▸ Your goal
Using the data below, repeat all of it precisely.

▸ Data supplied
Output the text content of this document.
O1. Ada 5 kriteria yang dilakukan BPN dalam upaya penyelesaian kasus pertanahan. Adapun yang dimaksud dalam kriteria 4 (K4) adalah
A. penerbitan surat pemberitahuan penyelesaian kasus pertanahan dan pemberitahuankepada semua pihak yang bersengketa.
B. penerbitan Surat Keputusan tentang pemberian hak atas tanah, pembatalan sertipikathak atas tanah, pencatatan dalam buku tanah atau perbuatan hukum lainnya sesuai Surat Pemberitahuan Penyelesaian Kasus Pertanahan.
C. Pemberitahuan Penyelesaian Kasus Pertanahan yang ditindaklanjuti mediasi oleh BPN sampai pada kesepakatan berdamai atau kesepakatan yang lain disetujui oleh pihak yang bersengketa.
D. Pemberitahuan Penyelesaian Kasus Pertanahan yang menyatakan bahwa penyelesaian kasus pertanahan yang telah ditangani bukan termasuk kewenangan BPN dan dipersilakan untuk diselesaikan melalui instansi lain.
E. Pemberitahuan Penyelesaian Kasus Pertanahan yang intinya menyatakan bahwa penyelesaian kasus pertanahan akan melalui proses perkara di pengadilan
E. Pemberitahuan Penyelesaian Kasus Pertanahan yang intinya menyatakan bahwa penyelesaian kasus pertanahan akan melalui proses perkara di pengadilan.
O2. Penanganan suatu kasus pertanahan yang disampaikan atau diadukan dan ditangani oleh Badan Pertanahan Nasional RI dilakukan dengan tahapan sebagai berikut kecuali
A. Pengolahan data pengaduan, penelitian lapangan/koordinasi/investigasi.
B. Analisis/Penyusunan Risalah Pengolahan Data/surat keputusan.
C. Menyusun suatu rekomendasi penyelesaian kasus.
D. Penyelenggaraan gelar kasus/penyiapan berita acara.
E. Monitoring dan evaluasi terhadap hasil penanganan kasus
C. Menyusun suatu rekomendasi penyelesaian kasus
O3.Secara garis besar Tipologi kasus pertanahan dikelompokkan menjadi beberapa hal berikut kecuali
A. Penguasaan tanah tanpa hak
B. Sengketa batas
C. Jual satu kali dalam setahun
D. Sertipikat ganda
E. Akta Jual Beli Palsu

▸ Written response
Output the text content of this document.
O1. Ada 5 kriteria yang dilakukan BPN dalam upaya penyelesaian kasus pertanahan. Adapun yang dimaksud dalam kriteria 4 (K4) adalah
A. penerbitan surat pemberitahuan penyelesaian kasus pertanahan dan pemberitahuankepada semua pihak yang bersengketa.
B. penerbitan Surat Keputusan tentang pemberian hak atas tanah, pembatalan sertipikathak atas tanah, pencatatan dalam buku tanah atau perbuatan hukum lainnya sesuai Surat Pemberitahuan Penyelesaian Kasus Pertanahan.
C. Pemberitahuan Penyelesaian Kasus Pertanahan yang ditindaklanjuti mediasi oleh BPN sampai pada kesepakatan berdamai atau kesepakatan yang lain disetujui oleh pihak yang bersengketa.
D. Pemberitahuan Penyelesaian Kasus Pertanahan yang menyatakan bahwa penyelesaian kasus pertanahan yang telah ditangani bukan termasuk kewenangan BPN dan dipersilakan untuk diselesaikan melalui instansi lain.
E. Pemberitahuan Penyelesaian Kasus Pertanahan yang intinya menyatakan bahwa penyelesaian kasus pertanahan akan melalui proses perkara di pengadilan
E. Pemberitahuan Penyelesaian Kasus Pertanahan yang intinya menyatakan bahwa penyelesaian kasus pertanahan akan melalui proses perkara di pengadilan.
O2. Penanganan suatu kasus pertanahan yang disampaikan atau diadukan dan ditangani oleh Badan Pertanahan Nasional RI dilakukan dengan tahapan sebagai berikut kecuali
A. Pengolahan data pengaduan, penelitian lapangan/koordinasi/investigasi.
B. Analisis/Penyusunan Risalah Pengolahan Data/surat keputusan.
C. Menyusun suatu rekomendasi penyelesaian kasus.
D. Penyelenggaraan gelar kasus/penyiapan berita acara.
E. Monitoring dan evaluasi terhadap hasil penanganan kasus
C. Menyusun suatu rekomendasi penyelesaian kasus
O3.Secara garis besar Tipologi kasus pertanahan dikelompokkan menjadi beberapa hal berikut kecuali
A. Penguasaan tanah tanpa hak
B. Sengketa batas
C. Jual satu kali dalam setahun
D. Sertipikat ganda
E. Akta Jual Beli Palsu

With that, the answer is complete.